▶ [ROWS]:

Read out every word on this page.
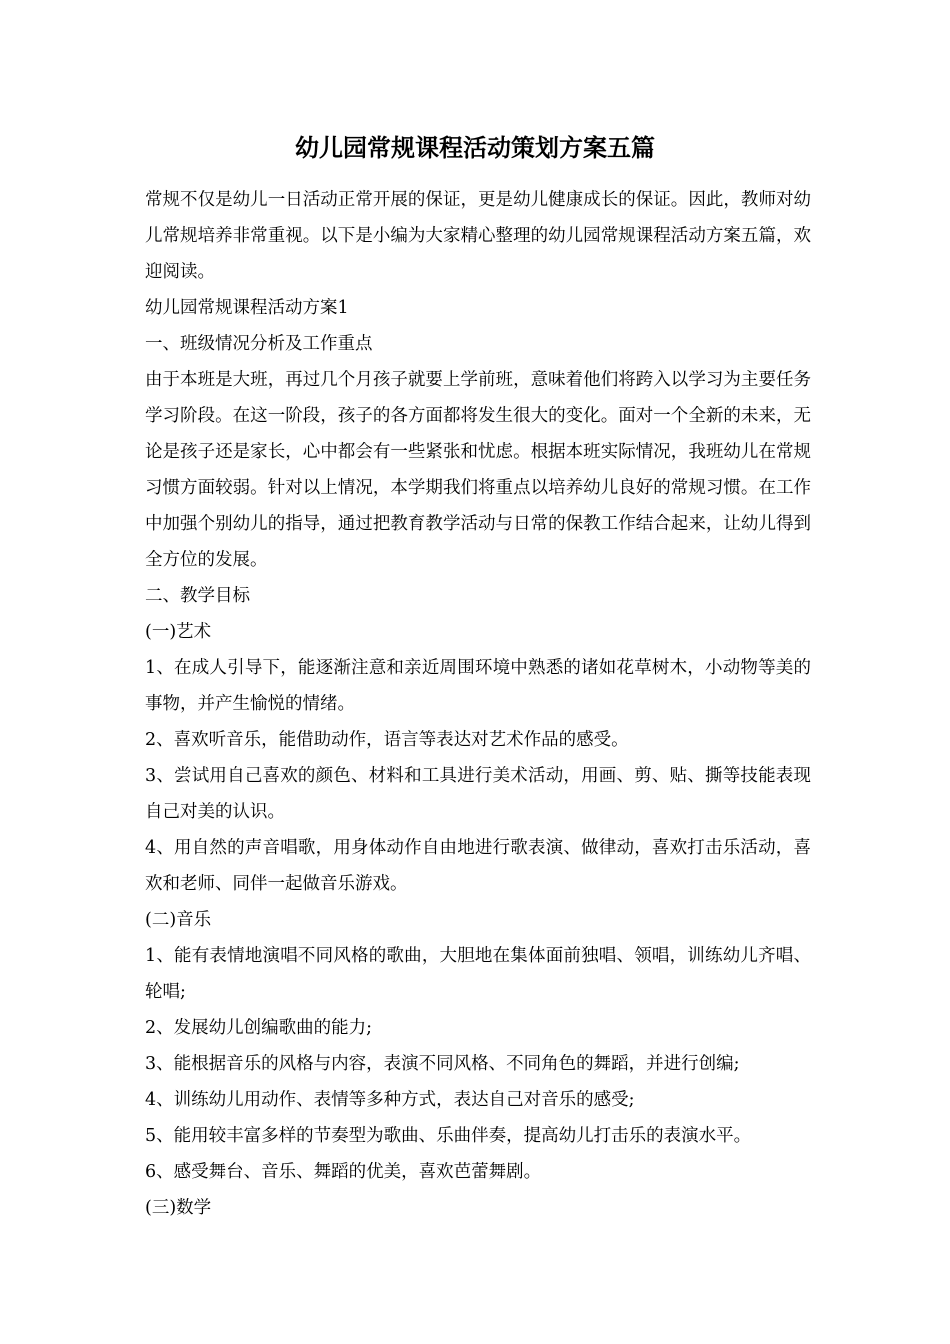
幼儿园常规课程活动策划方案五篇

常规不仅是幼儿一日活动正常开展的保证，更是幼儿健康成长的保证。因此，教师对幼儿常规培养非常重视。以下是小编为大家精心整理的幼儿园常规课程活动方案五篇，欢迎阅读。

幼儿园常规课程活动方案1

一、班级情况分析及工作重点

由于本班是大班，再过几个月孩子就要上学前班，意味着他们将跨入以学习为主要任务学习阶段。在这一阶段，孩子的各方面都将发生很大的变化。面对一个全新的未来，无论是孩子还是家长，心中都会有一些紧张和忧虑。根据本班实际情况，我班幼儿在常规习惯方面较弱。针对以上情况，本学期我们将重点以培养幼儿良好的常规习惯。在工作中加强个别幼儿的指导，通过把教育教学活动与日常的保教工作结合起来，让幼儿得到全方位的发展。

二、教学目标

(一)艺术

1、在成人引导下，能逐渐注意和亲近周围环境中熟悉的诸如花草树木，小动物等美的事物，并产生愉悦的情绪。

2、喜欢听音乐，能借助动作，语言等表达对艺术作品的感受。

3、尝试用自己喜欢的颜色、材料和工具进行美术活动，用画、剪、贴、撕等技能表现自己对美的认识。

4、用自然的声音唱歌，用身体动作自由地进行歌表演、做律动，喜欢打击乐活动，喜欢和老师、同伴一起做音乐游戏。

(二)音乐

1、能有表情地演唱不同风格的歌曲，大胆地在集体面前独唱、领唱，训练幼儿齐唱、轮唱;

2、发展幼儿创编歌曲的能力;

3、能根据音乐的风格与内容，表演不同风格、不同角色的舞蹈，并进行创编;

4、训练幼儿用动作、表情等多种方式，表达自己对音乐的感受;

5、能用较丰富多样的节奏型为歌曲、乐曲伴奏，提高幼儿打击乐的表演水平。

6、感受舞台、音乐、舞蹈的优美，喜欢芭蕾舞剧。

(三)数学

▶ [WHAT YOU WILL DO]:
Repeat the material above word for word and skip every image in it.

▶ [FINISHED TASK]:
Read out every word on this page.
幼儿园常规课程活动策划方案五篇

常规不仅是幼儿一日活动正常开展的保证，更是幼儿健康成长的保证。因此，教师对幼儿常规培养非常重视。以下是小编为大家精心整理的幼儿园常规课程活动方案五篇，欢迎阅读。

幼儿园常规课程活动方案1

一、班级情况分析及工作重点

由于本班是大班，再过几个月孩子就要上学前班，意味着他们将跨入以学习为主要任务学习阶段。在这一阶段，孩子的各方面都将发生很大的变化。面对一个全新的未来，无论是孩子还是家长，心中都会有一些紧张和忧虑。根据本班实际情况，我班幼儿在常规习惯方面较弱。针对以上情况，本学期我们将重点以培养幼儿良好的常规习惯。在工作中加强个别幼儿的指导，通过把教育教学活动与日常的保教工作结合起来，让幼儿得到全方位的发展。

二、教学目标

(一)艺术

1、在成人引导下，能逐渐注意和亲近周围环境中熟悉的诸如花草树木，小动物等美的事物，并产生愉悦的情绪。

2、喜欢听音乐，能借助动作，语言等表达对艺术作品的感受。

3、尝试用自己喜欢的颜色、材料和工具进行美术活动，用画、剪、贴、撕等技能表现自己对美的认识。

4、用自然的声音唱歌，用身体动作自由地进行歌表演、做律动，喜欢打击乐活动，喜欢和老师、同伴一起做音乐游戏。

(二)音乐

1、能有表情地演唱不同风格的歌曲，大胆地在集体面前独唱、领唱，训练幼儿齐唱、轮唱;

2、发展幼儿创编歌曲的能力;

3、能根据音乐的风格与内容，表演不同风格、不同角色的舞蹈，并进行创编;

4、训练幼儿用动作、表情等多种方式，表达自己对音乐的感受;

5、能用较丰富多样的节奏型为歌曲、乐曲伴奏，提高幼儿打击乐的表演水平。

6、感受舞台、音乐、舞蹈的优美，喜欢芭蕾舞剧。

(三)数学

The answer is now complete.